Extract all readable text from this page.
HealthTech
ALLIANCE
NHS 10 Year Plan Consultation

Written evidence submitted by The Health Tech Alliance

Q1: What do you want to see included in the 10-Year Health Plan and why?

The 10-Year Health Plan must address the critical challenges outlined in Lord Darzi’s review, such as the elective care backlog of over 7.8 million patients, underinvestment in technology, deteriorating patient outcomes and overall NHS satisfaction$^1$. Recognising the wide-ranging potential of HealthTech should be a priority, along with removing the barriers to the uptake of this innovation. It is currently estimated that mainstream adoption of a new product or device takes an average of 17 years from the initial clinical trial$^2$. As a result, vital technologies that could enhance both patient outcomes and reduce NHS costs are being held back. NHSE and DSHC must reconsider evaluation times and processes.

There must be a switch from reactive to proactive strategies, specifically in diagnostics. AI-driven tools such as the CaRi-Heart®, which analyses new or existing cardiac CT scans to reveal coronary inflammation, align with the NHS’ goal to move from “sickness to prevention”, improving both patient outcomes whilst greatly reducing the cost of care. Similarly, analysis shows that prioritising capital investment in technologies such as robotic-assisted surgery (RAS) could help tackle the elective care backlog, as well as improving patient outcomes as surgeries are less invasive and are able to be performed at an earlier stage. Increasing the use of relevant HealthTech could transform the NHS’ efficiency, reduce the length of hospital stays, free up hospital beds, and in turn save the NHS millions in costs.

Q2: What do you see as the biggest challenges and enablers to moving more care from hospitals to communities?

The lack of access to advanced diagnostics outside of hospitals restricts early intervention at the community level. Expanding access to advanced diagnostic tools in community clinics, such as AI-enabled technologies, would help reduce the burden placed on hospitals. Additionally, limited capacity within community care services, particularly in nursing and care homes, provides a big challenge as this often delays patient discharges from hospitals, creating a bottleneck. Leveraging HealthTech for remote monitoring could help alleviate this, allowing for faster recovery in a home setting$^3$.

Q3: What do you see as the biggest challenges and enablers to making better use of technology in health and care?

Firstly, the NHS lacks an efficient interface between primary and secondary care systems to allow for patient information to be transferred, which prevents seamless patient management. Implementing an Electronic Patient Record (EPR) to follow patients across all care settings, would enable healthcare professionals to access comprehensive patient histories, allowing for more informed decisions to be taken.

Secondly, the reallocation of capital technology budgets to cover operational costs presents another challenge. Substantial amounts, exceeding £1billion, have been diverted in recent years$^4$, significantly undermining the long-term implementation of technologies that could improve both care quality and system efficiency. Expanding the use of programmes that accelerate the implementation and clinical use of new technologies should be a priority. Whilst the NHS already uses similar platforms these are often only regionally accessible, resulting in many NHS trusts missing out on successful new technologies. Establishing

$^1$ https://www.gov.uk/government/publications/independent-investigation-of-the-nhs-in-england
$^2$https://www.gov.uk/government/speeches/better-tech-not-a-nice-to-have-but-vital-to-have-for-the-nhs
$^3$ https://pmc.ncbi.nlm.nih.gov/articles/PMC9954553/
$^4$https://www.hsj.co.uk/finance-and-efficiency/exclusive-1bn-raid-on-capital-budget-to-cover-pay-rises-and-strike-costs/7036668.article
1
━━━━━━━━
_Your task:_
Wherever a line above contains the string "better", copy that line.

_Response for this exercise:_
Q3: What do you see as the biggest challenges and enablers to making better use of technology in health and care?
$^2$https://www.gov.uk/government/speeches/better-tech-not-a-nice-to-have-but-vital-to-have-for-the-nhs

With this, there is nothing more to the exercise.